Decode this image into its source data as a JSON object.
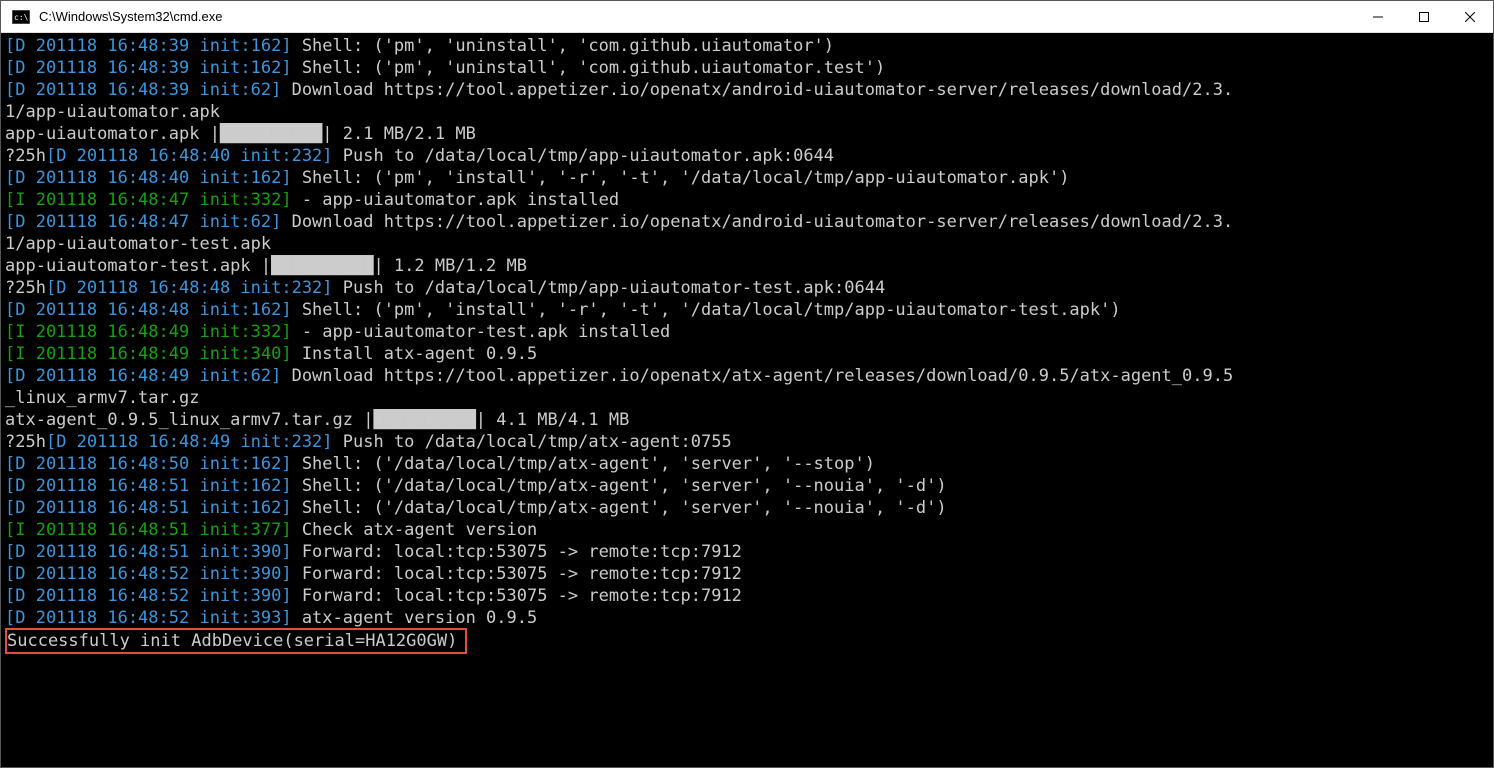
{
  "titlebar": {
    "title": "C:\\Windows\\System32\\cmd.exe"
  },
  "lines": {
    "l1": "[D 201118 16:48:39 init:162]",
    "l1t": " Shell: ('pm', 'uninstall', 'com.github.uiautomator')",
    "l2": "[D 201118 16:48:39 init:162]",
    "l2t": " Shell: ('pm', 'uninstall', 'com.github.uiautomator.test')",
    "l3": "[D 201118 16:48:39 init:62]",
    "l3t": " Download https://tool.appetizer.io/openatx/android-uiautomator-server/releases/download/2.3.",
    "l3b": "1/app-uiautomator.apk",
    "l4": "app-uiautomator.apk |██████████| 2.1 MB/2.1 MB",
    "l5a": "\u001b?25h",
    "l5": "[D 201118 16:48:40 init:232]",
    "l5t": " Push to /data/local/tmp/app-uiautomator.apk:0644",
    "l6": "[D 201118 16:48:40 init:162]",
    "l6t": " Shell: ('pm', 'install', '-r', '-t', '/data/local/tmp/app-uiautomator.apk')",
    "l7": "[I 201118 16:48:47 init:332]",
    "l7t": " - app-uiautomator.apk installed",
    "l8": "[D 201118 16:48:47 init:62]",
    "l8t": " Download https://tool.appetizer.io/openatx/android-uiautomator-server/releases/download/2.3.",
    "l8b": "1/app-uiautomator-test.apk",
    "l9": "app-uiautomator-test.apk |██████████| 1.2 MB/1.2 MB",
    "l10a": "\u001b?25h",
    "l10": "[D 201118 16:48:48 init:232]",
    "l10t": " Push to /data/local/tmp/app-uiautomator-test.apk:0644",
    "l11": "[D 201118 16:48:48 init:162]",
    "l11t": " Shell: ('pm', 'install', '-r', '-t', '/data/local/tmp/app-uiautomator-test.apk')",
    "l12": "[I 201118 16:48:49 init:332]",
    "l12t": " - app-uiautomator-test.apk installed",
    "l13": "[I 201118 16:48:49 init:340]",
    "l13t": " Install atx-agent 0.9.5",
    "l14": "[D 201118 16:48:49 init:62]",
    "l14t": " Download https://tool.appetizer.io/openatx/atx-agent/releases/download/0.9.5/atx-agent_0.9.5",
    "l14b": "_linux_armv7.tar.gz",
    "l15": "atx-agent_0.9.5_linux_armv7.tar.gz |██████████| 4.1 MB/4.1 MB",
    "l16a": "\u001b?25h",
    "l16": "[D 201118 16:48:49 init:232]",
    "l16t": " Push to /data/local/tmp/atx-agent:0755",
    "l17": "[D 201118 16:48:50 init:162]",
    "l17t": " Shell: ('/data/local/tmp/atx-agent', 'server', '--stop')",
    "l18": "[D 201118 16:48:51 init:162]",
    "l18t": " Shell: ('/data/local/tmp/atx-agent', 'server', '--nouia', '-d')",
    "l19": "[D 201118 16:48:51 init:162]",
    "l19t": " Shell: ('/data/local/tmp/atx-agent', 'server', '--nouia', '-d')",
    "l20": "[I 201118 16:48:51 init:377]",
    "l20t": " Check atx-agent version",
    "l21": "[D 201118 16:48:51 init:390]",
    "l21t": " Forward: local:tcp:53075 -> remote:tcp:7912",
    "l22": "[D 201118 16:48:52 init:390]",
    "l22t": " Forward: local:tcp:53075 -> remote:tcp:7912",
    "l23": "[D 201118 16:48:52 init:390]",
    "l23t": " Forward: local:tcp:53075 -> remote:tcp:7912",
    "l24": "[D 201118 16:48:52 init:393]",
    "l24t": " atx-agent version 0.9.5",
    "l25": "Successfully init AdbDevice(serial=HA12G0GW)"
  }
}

==

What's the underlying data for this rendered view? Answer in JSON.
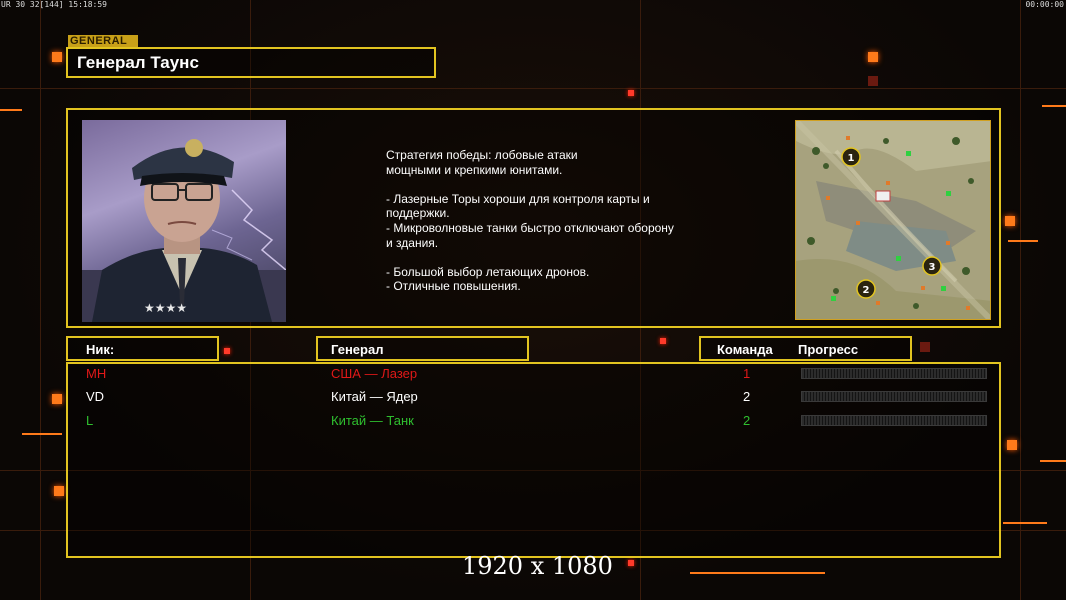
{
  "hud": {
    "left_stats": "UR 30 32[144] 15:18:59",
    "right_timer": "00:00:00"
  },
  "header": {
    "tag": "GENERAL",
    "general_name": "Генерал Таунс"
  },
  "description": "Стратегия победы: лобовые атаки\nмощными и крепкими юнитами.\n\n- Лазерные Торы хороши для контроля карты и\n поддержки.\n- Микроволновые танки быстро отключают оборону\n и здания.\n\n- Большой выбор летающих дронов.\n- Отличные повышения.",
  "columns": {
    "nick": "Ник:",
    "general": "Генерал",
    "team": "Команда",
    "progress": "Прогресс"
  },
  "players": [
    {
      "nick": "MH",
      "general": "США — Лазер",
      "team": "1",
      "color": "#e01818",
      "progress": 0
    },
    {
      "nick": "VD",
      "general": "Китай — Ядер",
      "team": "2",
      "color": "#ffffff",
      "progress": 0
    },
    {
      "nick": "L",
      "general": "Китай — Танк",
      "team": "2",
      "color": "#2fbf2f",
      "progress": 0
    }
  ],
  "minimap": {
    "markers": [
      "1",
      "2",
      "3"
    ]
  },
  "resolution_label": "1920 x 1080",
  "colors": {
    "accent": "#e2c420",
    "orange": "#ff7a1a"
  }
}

__Do this__: Across the entries, how many lines contain "openatx"? Reply with the number only.

__Written solution__: 3